▶ **Exercise task**
All of the entries must be reproduced exactly, with no images carried over.

───

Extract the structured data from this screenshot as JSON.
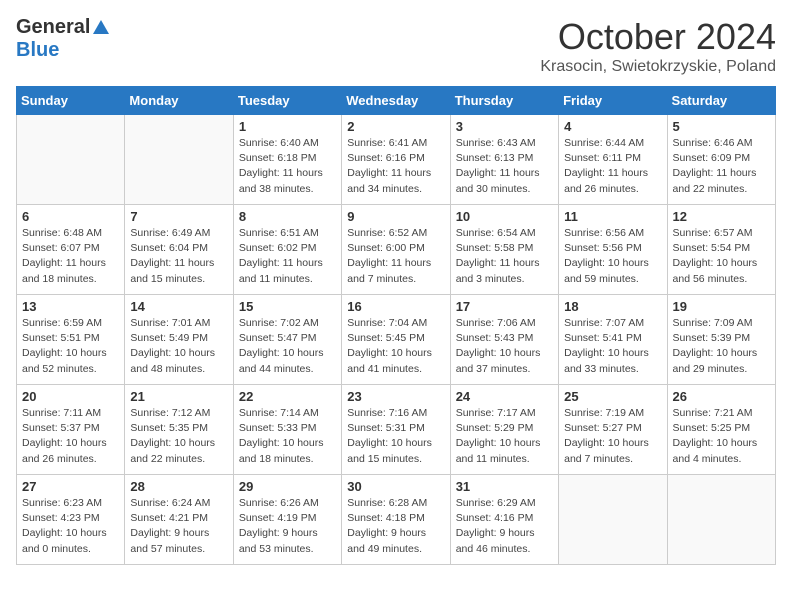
{
  "logo": {
    "general": "General",
    "blue": "Blue"
  },
  "title": "October 2024",
  "location": "Krasocin, Swietokrzyskie, Poland",
  "days_of_week": [
    "Sunday",
    "Monday",
    "Tuesday",
    "Wednesday",
    "Thursday",
    "Friday",
    "Saturday"
  ],
  "weeks": [
    [
      {
        "day": "",
        "detail": ""
      },
      {
        "day": "",
        "detail": ""
      },
      {
        "day": "1",
        "detail": "Sunrise: 6:40 AM\nSunset: 6:18 PM\nDaylight: 11 hours\nand 38 minutes."
      },
      {
        "day": "2",
        "detail": "Sunrise: 6:41 AM\nSunset: 6:16 PM\nDaylight: 11 hours\nand 34 minutes."
      },
      {
        "day": "3",
        "detail": "Sunrise: 6:43 AM\nSunset: 6:13 PM\nDaylight: 11 hours\nand 30 minutes."
      },
      {
        "day": "4",
        "detail": "Sunrise: 6:44 AM\nSunset: 6:11 PM\nDaylight: 11 hours\nand 26 minutes."
      },
      {
        "day": "5",
        "detail": "Sunrise: 6:46 AM\nSunset: 6:09 PM\nDaylight: 11 hours\nand 22 minutes."
      }
    ],
    [
      {
        "day": "6",
        "detail": "Sunrise: 6:48 AM\nSunset: 6:07 PM\nDaylight: 11 hours\nand 18 minutes."
      },
      {
        "day": "7",
        "detail": "Sunrise: 6:49 AM\nSunset: 6:04 PM\nDaylight: 11 hours\nand 15 minutes."
      },
      {
        "day": "8",
        "detail": "Sunrise: 6:51 AM\nSunset: 6:02 PM\nDaylight: 11 hours\nand 11 minutes."
      },
      {
        "day": "9",
        "detail": "Sunrise: 6:52 AM\nSunset: 6:00 PM\nDaylight: 11 hours\nand 7 minutes."
      },
      {
        "day": "10",
        "detail": "Sunrise: 6:54 AM\nSunset: 5:58 PM\nDaylight: 11 hours\nand 3 minutes."
      },
      {
        "day": "11",
        "detail": "Sunrise: 6:56 AM\nSunset: 5:56 PM\nDaylight: 10 hours\nand 59 minutes."
      },
      {
        "day": "12",
        "detail": "Sunrise: 6:57 AM\nSunset: 5:54 PM\nDaylight: 10 hours\nand 56 minutes."
      }
    ],
    [
      {
        "day": "13",
        "detail": "Sunrise: 6:59 AM\nSunset: 5:51 PM\nDaylight: 10 hours\nand 52 minutes."
      },
      {
        "day": "14",
        "detail": "Sunrise: 7:01 AM\nSunset: 5:49 PM\nDaylight: 10 hours\nand 48 minutes."
      },
      {
        "day": "15",
        "detail": "Sunrise: 7:02 AM\nSunset: 5:47 PM\nDaylight: 10 hours\nand 44 minutes."
      },
      {
        "day": "16",
        "detail": "Sunrise: 7:04 AM\nSunset: 5:45 PM\nDaylight: 10 hours\nand 41 minutes."
      },
      {
        "day": "17",
        "detail": "Sunrise: 7:06 AM\nSunset: 5:43 PM\nDaylight: 10 hours\nand 37 minutes."
      },
      {
        "day": "18",
        "detail": "Sunrise: 7:07 AM\nSunset: 5:41 PM\nDaylight: 10 hours\nand 33 minutes."
      },
      {
        "day": "19",
        "detail": "Sunrise: 7:09 AM\nSunset: 5:39 PM\nDaylight: 10 hours\nand 29 minutes."
      }
    ],
    [
      {
        "day": "20",
        "detail": "Sunrise: 7:11 AM\nSunset: 5:37 PM\nDaylight: 10 hours\nand 26 minutes."
      },
      {
        "day": "21",
        "detail": "Sunrise: 7:12 AM\nSunset: 5:35 PM\nDaylight: 10 hours\nand 22 minutes."
      },
      {
        "day": "22",
        "detail": "Sunrise: 7:14 AM\nSunset: 5:33 PM\nDaylight: 10 hours\nand 18 minutes."
      },
      {
        "day": "23",
        "detail": "Sunrise: 7:16 AM\nSunset: 5:31 PM\nDaylight: 10 hours\nand 15 minutes."
      },
      {
        "day": "24",
        "detail": "Sunrise: 7:17 AM\nSunset: 5:29 PM\nDaylight: 10 hours\nand 11 minutes."
      },
      {
        "day": "25",
        "detail": "Sunrise: 7:19 AM\nSunset: 5:27 PM\nDaylight: 10 hours\nand 7 minutes."
      },
      {
        "day": "26",
        "detail": "Sunrise: 7:21 AM\nSunset: 5:25 PM\nDaylight: 10 hours\nand 4 minutes."
      }
    ],
    [
      {
        "day": "27",
        "detail": "Sunrise: 6:23 AM\nSunset: 4:23 PM\nDaylight: 10 hours\nand 0 minutes."
      },
      {
        "day": "28",
        "detail": "Sunrise: 6:24 AM\nSunset: 4:21 PM\nDaylight: 9 hours\nand 57 minutes."
      },
      {
        "day": "29",
        "detail": "Sunrise: 6:26 AM\nSunset: 4:19 PM\nDaylight: 9 hours\nand 53 minutes."
      },
      {
        "day": "30",
        "detail": "Sunrise: 6:28 AM\nSunset: 4:18 PM\nDaylight: 9 hours\nand 49 minutes."
      },
      {
        "day": "31",
        "detail": "Sunrise: 6:29 AM\nSunset: 4:16 PM\nDaylight: 9 hours\nand 46 minutes."
      },
      {
        "day": "",
        "detail": ""
      },
      {
        "day": "",
        "detail": ""
      }
    ]
  ]
}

───

▶ **The completed task**
Extract the structured data from this screenshot as JSON.
{
  "logo": {
    "general": "General",
    "blue": "Blue"
  },
  "title": "October 2024",
  "location": "Krasocin, Swietokrzyskie, Poland",
  "days_of_week": [
    "Sunday",
    "Monday",
    "Tuesday",
    "Wednesday",
    "Thursday",
    "Friday",
    "Saturday"
  ],
  "weeks": [
    [
      {
        "day": "",
        "detail": ""
      },
      {
        "day": "",
        "detail": ""
      },
      {
        "day": "1",
        "detail": "Sunrise: 6:40 AM\nSunset: 6:18 PM\nDaylight: 11 hours\nand 38 minutes."
      },
      {
        "day": "2",
        "detail": "Sunrise: 6:41 AM\nSunset: 6:16 PM\nDaylight: 11 hours\nand 34 minutes."
      },
      {
        "day": "3",
        "detail": "Sunrise: 6:43 AM\nSunset: 6:13 PM\nDaylight: 11 hours\nand 30 minutes."
      },
      {
        "day": "4",
        "detail": "Sunrise: 6:44 AM\nSunset: 6:11 PM\nDaylight: 11 hours\nand 26 minutes."
      },
      {
        "day": "5",
        "detail": "Sunrise: 6:46 AM\nSunset: 6:09 PM\nDaylight: 11 hours\nand 22 minutes."
      }
    ],
    [
      {
        "day": "6",
        "detail": "Sunrise: 6:48 AM\nSunset: 6:07 PM\nDaylight: 11 hours\nand 18 minutes."
      },
      {
        "day": "7",
        "detail": "Sunrise: 6:49 AM\nSunset: 6:04 PM\nDaylight: 11 hours\nand 15 minutes."
      },
      {
        "day": "8",
        "detail": "Sunrise: 6:51 AM\nSunset: 6:02 PM\nDaylight: 11 hours\nand 11 minutes."
      },
      {
        "day": "9",
        "detail": "Sunrise: 6:52 AM\nSunset: 6:00 PM\nDaylight: 11 hours\nand 7 minutes."
      },
      {
        "day": "10",
        "detail": "Sunrise: 6:54 AM\nSunset: 5:58 PM\nDaylight: 11 hours\nand 3 minutes."
      },
      {
        "day": "11",
        "detail": "Sunrise: 6:56 AM\nSunset: 5:56 PM\nDaylight: 10 hours\nand 59 minutes."
      },
      {
        "day": "12",
        "detail": "Sunrise: 6:57 AM\nSunset: 5:54 PM\nDaylight: 10 hours\nand 56 minutes."
      }
    ],
    [
      {
        "day": "13",
        "detail": "Sunrise: 6:59 AM\nSunset: 5:51 PM\nDaylight: 10 hours\nand 52 minutes."
      },
      {
        "day": "14",
        "detail": "Sunrise: 7:01 AM\nSunset: 5:49 PM\nDaylight: 10 hours\nand 48 minutes."
      },
      {
        "day": "15",
        "detail": "Sunrise: 7:02 AM\nSunset: 5:47 PM\nDaylight: 10 hours\nand 44 minutes."
      },
      {
        "day": "16",
        "detail": "Sunrise: 7:04 AM\nSunset: 5:45 PM\nDaylight: 10 hours\nand 41 minutes."
      },
      {
        "day": "17",
        "detail": "Sunrise: 7:06 AM\nSunset: 5:43 PM\nDaylight: 10 hours\nand 37 minutes."
      },
      {
        "day": "18",
        "detail": "Sunrise: 7:07 AM\nSunset: 5:41 PM\nDaylight: 10 hours\nand 33 minutes."
      },
      {
        "day": "19",
        "detail": "Sunrise: 7:09 AM\nSunset: 5:39 PM\nDaylight: 10 hours\nand 29 minutes."
      }
    ],
    [
      {
        "day": "20",
        "detail": "Sunrise: 7:11 AM\nSunset: 5:37 PM\nDaylight: 10 hours\nand 26 minutes."
      },
      {
        "day": "21",
        "detail": "Sunrise: 7:12 AM\nSunset: 5:35 PM\nDaylight: 10 hours\nand 22 minutes."
      },
      {
        "day": "22",
        "detail": "Sunrise: 7:14 AM\nSunset: 5:33 PM\nDaylight: 10 hours\nand 18 minutes."
      },
      {
        "day": "23",
        "detail": "Sunrise: 7:16 AM\nSunset: 5:31 PM\nDaylight: 10 hours\nand 15 minutes."
      },
      {
        "day": "24",
        "detail": "Sunrise: 7:17 AM\nSunset: 5:29 PM\nDaylight: 10 hours\nand 11 minutes."
      },
      {
        "day": "25",
        "detail": "Sunrise: 7:19 AM\nSunset: 5:27 PM\nDaylight: 10 hours\nand 7 minutes."
      },
      {
        "day": "26",
        "detail": "Sunrise: 7:21 AM\nSunset: 5:25 PM\nDaylight: 10 hours\nand 4 minutes."
      }
    ],
    [
      {
        "day": "27",
        "detail": "Sunrise: 6:23 AM\nSunset: 4:23 PM\nDaylight: 10 hours\nand 0 minutes."
      },
      {
        "day": "28",
        "detail": "Sunrise: 6:24 AM\nSunset: 4:21 PM\nDaylight: 9 hours\nand 57 minutes."
      },
      {
        "day": "29",
        "detail": "Sunrise: 6:26 AM\nSunset: 4:19 PM\nDaylight: 9 hours\nand 53 minutes."
      },
      {
        "day": "30",
        "detail": "Sunrise: 6:28 AM\nSunset: 4:18 PM\nDaylight: 9 hours\nand 49 minutes."
      },
      {
        "day": "31",
        "detail": "Sunrise: 6:29 AM\nSunset: 4:16 PM\nDaylight: 9 hours\nand 46 minutes."
      },
      {
        "day": "",
        "detail": ""
      },
      {
        "day": "",
        "detail": ""
      }
    ]
  ]
}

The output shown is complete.